Provided data:
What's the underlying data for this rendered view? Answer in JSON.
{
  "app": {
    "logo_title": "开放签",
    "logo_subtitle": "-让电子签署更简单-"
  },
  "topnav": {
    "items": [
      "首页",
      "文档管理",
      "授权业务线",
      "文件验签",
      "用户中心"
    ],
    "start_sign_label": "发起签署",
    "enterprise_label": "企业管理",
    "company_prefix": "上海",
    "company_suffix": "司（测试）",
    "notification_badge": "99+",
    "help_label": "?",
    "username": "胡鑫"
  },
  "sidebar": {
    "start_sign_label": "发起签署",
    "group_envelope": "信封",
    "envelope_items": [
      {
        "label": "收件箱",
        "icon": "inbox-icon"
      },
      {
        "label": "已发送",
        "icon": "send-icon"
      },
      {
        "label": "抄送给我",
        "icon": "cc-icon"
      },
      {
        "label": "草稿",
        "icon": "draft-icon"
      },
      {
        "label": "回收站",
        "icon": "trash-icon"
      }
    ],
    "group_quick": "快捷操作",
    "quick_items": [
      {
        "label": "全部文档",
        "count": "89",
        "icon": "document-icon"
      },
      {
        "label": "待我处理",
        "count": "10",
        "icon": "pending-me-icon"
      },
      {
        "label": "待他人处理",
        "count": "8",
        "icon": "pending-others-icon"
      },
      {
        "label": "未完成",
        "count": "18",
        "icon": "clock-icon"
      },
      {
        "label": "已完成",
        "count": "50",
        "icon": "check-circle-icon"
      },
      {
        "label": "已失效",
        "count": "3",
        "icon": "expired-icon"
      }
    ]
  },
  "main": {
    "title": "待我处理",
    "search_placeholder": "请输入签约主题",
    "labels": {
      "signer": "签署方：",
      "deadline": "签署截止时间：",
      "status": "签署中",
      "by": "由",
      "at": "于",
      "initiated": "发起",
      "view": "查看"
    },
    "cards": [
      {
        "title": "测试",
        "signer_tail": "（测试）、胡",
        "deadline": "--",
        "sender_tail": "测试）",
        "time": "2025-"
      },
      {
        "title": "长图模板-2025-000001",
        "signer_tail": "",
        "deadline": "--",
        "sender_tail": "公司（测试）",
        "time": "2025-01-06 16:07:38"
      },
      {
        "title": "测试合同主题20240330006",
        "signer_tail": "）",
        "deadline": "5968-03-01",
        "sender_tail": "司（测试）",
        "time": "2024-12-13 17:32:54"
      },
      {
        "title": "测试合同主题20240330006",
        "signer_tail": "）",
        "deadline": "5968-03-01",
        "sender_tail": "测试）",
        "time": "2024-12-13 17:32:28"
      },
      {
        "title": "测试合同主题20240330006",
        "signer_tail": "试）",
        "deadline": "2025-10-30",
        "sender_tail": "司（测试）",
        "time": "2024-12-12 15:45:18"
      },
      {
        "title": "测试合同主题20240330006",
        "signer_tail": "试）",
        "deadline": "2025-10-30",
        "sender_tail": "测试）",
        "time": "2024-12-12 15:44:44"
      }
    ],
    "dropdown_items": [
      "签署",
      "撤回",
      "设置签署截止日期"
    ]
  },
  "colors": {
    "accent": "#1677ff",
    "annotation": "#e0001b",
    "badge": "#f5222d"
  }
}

Task to carry out: Extract the full listing and reproduce each line exactly.

Completed exercise:
What's the underlying data for this rendered view? Answer in JSON.
{
  "app": {
    "logo_title": "开放签",
    "logo_subtitle": "-让电子签署更简单-"
  },
  "topnav": {
    "items": [
      "首页",
      "文档管理",
      "授权业务线",
      "文件验签",
      "用户中心"
    ],
    "start_sign_label": "发起签署",
    "enterprise_label": "企业管理",
    "company_prefix": "上海",
    "company_suffix": "司（测试）",
    "notification_badge": "99+",
    "help_label": "?",
    "username": "胡鑫"
  },
  "sidebar": {
    "start_sign_label": "发起签署",
    "group_envelope": "信封",
    "envelope_items": [
      {
        "label": "收件箱",
        "icon": "inbox-icon"
      },
      {
        "label": "已发送",
        "icon": "send-icon"
      },
      {
        "label": "抄送给我",
        "icon": "cc-icon"
      },
      {
        "label": "草稿",
        "icon": "draft-icon"
      },
      {
        "label": "回收站",
        "icon": "trash-icon"
      }
    ],
    "group_quick": "快捷操作",
    "quick_items": [
      {
        "label": "全部文档",
        "count": "89",
        "icon": "document-icon"
      },
      {
        "label": "待我处理",
        "count": "10",
        "icon": "pending-me-icon"
      },
      {
        "label": "待他人处理",
        "count": "8",
        "icon": "pending-others-icon"
      },
      {
        "label": "未完成",
        "count": "18",
        "icon": "clock-icon"
      },
      {
        "label": "已完成",
        "count": "50",
        "icon": "check-circle-icon"
      },
      {
        "label": "已失效",
        "count": "3",
        "icon": "expired-icon"
      }
    ]
  },
  "main": {
    "title": "待我处理",
    "search_placeholder": "请输入签约主题",
    "labels": {
      "signer": "签署方：",
      "deadline": "签署截止时间：",
      "status": "签署中",
      "by": "由",
      "at": "于",
      "initiated": "发起",
      "view": "查看"
    },
    "cards": [
      {
        "title": "测试",
        "signer_tail": "（测试）、胡",
        "deadline": "--",
        "sender_tail": "测试）",
        "time": "2025-"
      },
      {
        "title": "长图模板-2025-000001",
        "signer_tail": "",
        "deadline": "--",
        "sender_tail": "公司（测试）",
        "time": "2025-01-06 16:07:38"
      },
      {
        "title": "测试合同主题20240330006",
        "signer_tail": "）",
        "deadline": "5968-03-01",
        "sender_tail": "司（测试）",
        "time": "2024-12-13 17:32:54"
      },
      {
        "title": "测试合同主题20240330006",
        "signer_tail": "）",
        "deadline": "5968-03-01",
        "sender_tail": "测试）",
        "time": "2024-12-13 17:32:28"
      },
      {
        "title": "测试合同主题20240330006",
        "signer_tail": "试）",
        "deadline": "2025-10-30",
        "sender_tail": "司（测试）",
        "time": "2024-12-12 15:45:18"
      },
      {
        "title": "测试合同主题20240330006",
        "signer_tail": "试）",
        "deadline": "2025-10-30",
        "sender_tail": "测试）",
        "time": "2024-12-12 15:44:44"
      }
    ],
    "dropdown_items": [
      "签署",
      "撤回",
      "设置签署截止日期"
    ]
  },
  "colors": {
    "accent": "#1677ff",
    "annotation": "#e0001b",
    "badge": "#f5222d"
  }
}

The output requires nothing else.